Till Death Do Us Part

O tema volta a inquietar Murdoch em 1902, no episódio What Lies Buried, quando descobre que o Inspetor Chefe é homossexual. Desta vez, porém, ele não deixa a investigação ser obscurecida por pré-julgamentos como fizera no caso anterior. O suspeito chama sua atenção para um erro fundamental, ao declarar: Só porque sou homossexual, não presuma que eu molesto meninos. Por acaso você procura a companhia de meninas?
As convicções de Murdoch são duramente testadas novamente em Shades of Grey, da segunda temporada, quando uma jovem sangra até a morte, devido a um aborto induzido, e sua investigação o leva ao passado de sua namorada, a Drª Julia Ogden.
O episódio é interessante por pelo menos dois aspectos. Embora atualmente discutir o assunto não seja tabu, posicionar-se publicamente contra ou a favor pode ser. É exatamente isso que uma das personagens principais, Julia Ogden, faz ao revelar não apenas que é a favor do aborto, mas que também fizera esta opção enquanto estudava medicina. Era necessário e ela não se arrepende. Esta abordagem talvez se deva ao fato de que no Canadá o aborto esteja legalizado desde 1969, podendo ser realizado em qualquer momento da gestação. O outro aspecto interessante é que o episódio destaca os perigos de um aborto ilegal, ressaltando não apenas o direito da mulher de tomar esta importante decisão, independente de seus motivos, mas também de receber o devido atendimento profissional. Com uma abordagem liberal, o tema é posto na mesa para o debate.

* * *

§ **Problema a resolver**:
Atualize o trecho sobre o seriado, reproduzindo-o a partir das palavras "O episódio é" e terminando depois de "para o debate.", com "episódio" substituído por "capítulo". Os itens não têm nenhum papel nesta atividade.

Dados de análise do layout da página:

* * *

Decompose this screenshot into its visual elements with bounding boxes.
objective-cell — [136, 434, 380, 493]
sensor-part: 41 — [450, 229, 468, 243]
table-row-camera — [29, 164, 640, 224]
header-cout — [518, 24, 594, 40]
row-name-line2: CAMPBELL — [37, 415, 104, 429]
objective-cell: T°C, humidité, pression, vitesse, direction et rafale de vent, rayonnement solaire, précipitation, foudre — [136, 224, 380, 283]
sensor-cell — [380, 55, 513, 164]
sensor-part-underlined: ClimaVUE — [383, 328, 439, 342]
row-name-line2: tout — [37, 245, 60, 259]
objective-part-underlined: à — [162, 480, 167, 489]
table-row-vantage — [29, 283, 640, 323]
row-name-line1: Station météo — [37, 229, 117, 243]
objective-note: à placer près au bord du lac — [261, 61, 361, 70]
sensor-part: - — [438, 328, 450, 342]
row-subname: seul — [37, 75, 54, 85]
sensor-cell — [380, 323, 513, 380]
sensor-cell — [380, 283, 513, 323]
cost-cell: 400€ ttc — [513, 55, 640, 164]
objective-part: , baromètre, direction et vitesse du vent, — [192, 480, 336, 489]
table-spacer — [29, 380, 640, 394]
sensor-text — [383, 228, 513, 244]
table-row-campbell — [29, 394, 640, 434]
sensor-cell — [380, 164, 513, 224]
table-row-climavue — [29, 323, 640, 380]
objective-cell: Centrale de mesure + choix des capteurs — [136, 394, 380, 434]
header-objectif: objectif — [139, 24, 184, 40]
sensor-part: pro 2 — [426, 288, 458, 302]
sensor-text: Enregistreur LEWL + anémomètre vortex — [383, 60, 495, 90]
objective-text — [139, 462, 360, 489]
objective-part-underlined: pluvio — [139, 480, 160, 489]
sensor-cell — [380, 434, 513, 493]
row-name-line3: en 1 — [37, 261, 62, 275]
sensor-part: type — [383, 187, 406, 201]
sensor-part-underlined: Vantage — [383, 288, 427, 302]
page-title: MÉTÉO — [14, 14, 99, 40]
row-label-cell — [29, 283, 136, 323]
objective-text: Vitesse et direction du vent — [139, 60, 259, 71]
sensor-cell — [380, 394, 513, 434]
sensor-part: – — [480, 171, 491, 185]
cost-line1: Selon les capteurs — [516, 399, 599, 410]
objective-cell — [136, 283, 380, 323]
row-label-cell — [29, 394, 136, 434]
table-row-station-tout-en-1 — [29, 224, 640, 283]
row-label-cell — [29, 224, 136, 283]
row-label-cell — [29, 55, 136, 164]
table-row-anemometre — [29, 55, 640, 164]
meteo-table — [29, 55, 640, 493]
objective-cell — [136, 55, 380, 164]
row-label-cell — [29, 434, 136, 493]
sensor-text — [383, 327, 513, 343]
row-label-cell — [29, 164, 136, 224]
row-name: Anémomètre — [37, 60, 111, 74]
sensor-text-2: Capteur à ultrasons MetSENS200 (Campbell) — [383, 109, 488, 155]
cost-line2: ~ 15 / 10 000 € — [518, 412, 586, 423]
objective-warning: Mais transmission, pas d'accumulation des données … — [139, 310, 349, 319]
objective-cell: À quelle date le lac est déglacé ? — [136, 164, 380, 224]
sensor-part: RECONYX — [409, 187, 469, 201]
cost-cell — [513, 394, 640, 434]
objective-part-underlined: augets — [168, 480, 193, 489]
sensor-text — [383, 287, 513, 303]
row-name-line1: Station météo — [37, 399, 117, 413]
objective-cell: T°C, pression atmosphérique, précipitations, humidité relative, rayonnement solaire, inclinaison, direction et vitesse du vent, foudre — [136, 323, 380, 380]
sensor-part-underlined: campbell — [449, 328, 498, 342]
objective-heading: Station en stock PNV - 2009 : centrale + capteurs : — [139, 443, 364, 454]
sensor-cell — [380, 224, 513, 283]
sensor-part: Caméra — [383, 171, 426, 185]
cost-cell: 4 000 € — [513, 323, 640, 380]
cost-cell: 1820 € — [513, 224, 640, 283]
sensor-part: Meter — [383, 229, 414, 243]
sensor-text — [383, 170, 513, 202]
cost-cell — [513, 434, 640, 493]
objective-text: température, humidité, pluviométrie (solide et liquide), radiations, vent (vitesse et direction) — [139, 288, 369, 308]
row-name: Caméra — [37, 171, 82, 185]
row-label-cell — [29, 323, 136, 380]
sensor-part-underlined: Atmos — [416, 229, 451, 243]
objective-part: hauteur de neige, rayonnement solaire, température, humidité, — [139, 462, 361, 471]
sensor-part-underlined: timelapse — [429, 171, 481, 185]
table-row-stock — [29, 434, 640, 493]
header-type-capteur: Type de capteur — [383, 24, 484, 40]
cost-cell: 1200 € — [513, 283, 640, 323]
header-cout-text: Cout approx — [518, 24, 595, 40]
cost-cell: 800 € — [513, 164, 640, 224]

* * *

§ **Resultado**:
O capítulo é interessante por pelo menos dois aspectos. Embora atualmente discutir o assunto não seja tabu, posicionar-se publicamente contra ou a favor pode ser. É exatamente isso que uma das personagens principais, Julia Ogden, faz ao revelar não apenas que é a favor do aborto, mas que também fizera esta opção enquanto estudava medicina. Era necessário e ela não se arrepende. Esta abordagem talvez se deva ao fato de que no Canadá o aborto esteja legalizado desde 1969, podendo ser realizado em qualquer momento da gestação. O outro aspecto interessante é que o capítulo destaca os perigos de um aborto ilegal, ressaltando não apenas o direito da mulher de tomar esta importante decisão, independente de seus motivos, mas também de receber o devido atendimento profissional. Com uma abordagem liberal, o tema é posto na mesa para o debate.